• [The exercise]:
For every line in the records that has the word "color", make a copy.

• [Data entries for graphics]:
>>>

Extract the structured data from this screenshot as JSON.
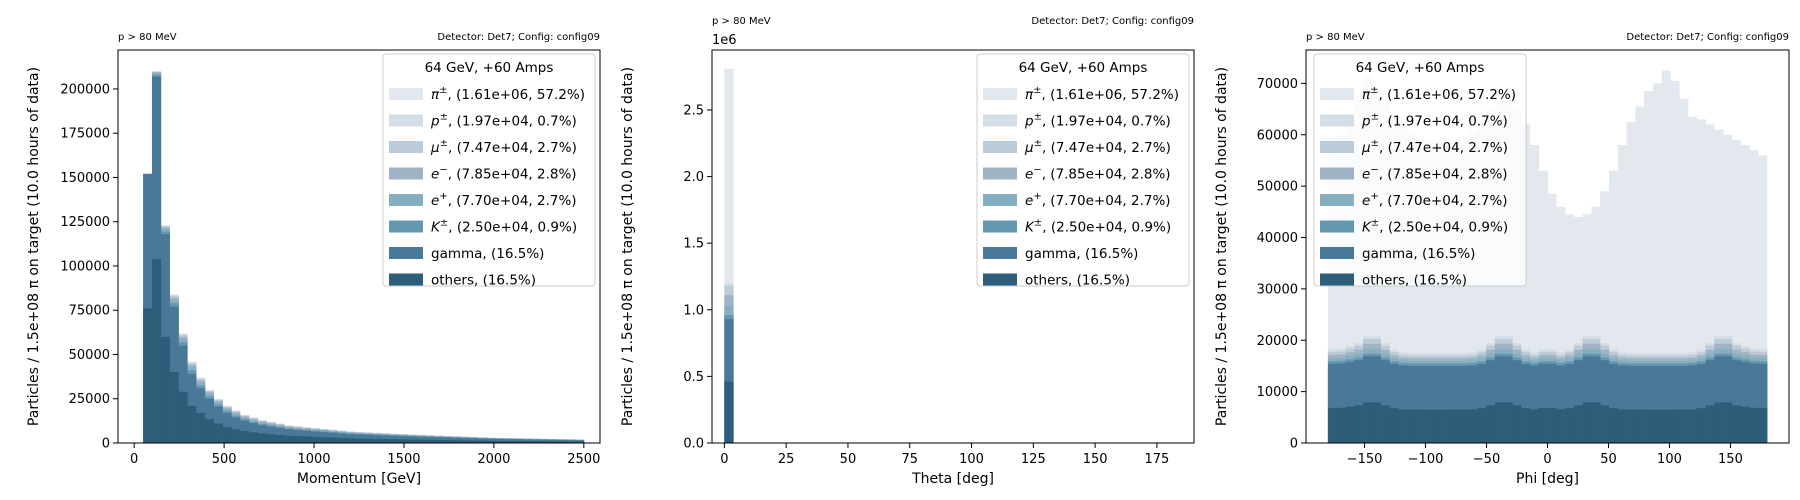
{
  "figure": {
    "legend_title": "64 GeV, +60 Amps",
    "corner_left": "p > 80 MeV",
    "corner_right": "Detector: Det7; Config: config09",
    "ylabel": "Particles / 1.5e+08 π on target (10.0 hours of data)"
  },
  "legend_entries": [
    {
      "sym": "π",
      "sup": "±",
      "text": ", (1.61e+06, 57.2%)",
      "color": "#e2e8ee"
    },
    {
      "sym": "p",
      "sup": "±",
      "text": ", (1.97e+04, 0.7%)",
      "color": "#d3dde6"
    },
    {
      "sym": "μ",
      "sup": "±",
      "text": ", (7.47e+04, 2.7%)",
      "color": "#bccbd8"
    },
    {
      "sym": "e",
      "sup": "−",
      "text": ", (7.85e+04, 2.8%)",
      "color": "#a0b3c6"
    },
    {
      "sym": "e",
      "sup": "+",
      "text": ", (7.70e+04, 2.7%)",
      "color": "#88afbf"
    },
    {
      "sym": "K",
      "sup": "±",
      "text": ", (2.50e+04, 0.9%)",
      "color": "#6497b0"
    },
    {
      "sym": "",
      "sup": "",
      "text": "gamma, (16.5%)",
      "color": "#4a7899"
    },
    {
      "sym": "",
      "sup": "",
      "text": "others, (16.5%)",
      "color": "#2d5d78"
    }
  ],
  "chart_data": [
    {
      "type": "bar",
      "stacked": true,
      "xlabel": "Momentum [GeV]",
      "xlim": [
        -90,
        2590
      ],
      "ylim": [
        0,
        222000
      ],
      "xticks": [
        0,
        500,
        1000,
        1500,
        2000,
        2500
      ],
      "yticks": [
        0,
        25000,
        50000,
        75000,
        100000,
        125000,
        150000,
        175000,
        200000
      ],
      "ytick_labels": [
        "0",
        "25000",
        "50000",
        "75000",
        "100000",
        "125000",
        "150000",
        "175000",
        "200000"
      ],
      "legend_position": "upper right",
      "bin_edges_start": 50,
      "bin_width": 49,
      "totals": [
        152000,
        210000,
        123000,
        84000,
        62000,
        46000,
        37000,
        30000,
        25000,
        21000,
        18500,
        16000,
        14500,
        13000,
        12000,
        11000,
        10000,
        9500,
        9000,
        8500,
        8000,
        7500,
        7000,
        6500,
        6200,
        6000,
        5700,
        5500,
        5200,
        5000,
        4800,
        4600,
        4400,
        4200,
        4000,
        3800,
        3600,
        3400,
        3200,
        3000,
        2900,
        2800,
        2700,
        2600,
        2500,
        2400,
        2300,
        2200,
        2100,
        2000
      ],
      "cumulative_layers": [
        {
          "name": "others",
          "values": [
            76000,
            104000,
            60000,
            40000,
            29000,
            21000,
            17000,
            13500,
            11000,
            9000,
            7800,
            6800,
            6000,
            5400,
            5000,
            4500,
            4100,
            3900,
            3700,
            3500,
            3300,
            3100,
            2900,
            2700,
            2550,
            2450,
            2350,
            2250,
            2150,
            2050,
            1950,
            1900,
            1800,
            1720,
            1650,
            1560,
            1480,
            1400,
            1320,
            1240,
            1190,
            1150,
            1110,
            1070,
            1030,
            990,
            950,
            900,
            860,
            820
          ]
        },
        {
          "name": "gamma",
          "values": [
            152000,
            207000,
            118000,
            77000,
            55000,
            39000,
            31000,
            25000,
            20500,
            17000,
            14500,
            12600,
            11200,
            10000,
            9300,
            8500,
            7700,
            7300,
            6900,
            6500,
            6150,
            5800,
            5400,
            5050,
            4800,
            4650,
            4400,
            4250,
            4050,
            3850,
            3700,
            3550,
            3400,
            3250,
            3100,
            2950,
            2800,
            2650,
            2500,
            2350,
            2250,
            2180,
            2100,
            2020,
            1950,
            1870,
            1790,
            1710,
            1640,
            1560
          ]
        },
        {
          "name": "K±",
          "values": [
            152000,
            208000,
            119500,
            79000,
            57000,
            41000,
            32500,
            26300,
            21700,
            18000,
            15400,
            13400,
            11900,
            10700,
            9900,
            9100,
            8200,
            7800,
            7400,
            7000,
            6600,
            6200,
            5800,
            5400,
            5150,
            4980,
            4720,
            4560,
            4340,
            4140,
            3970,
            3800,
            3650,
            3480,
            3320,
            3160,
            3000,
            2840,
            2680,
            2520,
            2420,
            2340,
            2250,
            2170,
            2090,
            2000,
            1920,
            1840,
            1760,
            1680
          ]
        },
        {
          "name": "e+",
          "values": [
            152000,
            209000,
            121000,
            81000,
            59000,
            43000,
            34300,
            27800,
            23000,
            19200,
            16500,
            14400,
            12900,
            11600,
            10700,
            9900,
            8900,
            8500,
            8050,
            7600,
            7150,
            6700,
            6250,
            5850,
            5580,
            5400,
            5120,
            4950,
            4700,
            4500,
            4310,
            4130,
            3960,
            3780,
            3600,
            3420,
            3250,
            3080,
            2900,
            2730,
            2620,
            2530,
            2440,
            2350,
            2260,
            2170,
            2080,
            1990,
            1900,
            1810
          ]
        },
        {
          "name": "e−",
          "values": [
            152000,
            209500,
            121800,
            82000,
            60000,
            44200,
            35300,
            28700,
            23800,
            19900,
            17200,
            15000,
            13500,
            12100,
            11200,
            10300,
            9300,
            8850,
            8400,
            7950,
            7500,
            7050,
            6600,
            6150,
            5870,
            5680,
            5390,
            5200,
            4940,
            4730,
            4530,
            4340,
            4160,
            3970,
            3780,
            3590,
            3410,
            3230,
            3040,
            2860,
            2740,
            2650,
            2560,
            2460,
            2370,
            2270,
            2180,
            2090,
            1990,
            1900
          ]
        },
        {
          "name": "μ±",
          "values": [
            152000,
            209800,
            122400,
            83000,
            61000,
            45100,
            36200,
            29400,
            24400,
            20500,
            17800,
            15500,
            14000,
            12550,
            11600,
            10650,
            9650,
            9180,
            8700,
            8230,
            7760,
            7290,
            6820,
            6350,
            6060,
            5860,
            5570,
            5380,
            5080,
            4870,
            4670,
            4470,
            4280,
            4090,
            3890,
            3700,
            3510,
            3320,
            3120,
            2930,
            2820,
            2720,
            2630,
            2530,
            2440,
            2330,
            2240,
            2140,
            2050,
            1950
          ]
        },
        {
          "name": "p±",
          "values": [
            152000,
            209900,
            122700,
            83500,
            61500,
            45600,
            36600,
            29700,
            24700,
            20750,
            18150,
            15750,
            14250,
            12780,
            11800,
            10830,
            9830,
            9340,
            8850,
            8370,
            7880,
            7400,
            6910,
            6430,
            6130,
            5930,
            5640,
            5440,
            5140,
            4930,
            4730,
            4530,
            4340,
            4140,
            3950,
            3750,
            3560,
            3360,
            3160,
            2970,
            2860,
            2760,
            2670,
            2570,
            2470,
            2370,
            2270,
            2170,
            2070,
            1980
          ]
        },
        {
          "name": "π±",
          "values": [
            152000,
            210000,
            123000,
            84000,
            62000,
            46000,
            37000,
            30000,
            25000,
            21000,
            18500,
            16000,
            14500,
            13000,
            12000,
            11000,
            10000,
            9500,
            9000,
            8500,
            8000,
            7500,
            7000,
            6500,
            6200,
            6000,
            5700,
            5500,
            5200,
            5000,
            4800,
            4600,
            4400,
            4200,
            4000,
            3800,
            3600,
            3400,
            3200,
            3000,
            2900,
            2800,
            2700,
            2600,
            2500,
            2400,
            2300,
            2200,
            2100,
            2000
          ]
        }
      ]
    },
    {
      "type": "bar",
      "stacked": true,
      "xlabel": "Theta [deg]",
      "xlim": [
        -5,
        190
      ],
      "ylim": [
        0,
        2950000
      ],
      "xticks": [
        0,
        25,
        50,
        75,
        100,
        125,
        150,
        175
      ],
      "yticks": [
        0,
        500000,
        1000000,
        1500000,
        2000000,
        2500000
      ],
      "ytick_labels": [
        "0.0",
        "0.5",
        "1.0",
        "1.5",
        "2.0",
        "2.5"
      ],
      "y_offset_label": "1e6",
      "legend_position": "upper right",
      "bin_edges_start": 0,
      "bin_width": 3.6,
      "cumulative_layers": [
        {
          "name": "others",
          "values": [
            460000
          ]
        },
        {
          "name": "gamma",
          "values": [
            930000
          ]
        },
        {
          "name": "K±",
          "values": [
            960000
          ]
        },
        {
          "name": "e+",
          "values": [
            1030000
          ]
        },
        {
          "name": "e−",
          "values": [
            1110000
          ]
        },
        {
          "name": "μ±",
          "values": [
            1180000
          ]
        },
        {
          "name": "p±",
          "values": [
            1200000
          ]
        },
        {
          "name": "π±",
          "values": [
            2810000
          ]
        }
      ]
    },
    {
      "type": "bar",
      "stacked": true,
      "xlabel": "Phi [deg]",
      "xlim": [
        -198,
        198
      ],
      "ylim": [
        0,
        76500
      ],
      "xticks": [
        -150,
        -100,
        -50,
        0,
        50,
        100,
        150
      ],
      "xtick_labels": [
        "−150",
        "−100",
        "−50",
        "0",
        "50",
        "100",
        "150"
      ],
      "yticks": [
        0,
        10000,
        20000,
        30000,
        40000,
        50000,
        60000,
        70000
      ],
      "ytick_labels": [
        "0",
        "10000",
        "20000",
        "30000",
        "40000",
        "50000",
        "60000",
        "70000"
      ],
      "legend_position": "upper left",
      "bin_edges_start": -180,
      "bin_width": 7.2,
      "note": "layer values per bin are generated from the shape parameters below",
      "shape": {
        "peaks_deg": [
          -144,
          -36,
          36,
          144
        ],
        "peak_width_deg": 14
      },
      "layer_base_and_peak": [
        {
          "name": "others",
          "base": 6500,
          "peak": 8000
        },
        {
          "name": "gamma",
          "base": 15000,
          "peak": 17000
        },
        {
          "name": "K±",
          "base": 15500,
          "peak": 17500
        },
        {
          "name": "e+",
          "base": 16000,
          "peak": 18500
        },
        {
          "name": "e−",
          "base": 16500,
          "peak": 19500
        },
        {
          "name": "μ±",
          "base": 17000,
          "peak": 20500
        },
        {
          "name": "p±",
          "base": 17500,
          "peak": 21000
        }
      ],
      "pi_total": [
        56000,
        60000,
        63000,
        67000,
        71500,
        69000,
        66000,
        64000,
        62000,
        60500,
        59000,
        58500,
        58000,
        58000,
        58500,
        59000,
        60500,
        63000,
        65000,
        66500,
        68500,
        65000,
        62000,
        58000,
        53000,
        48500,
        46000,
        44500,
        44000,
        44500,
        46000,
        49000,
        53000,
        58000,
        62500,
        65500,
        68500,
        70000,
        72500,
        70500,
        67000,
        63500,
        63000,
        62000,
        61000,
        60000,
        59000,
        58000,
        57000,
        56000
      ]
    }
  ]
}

<<<

• [Correct response]:
      "color": "#e2e8ee"
      "color": "#d3dde6"
      "color": "#bccbd8"
      "color": "#a0b3c6"
      "color": "#88afbf"
      "color": "#6497b0"
      "color": "#4a7899"
      "color": "#2d5d78"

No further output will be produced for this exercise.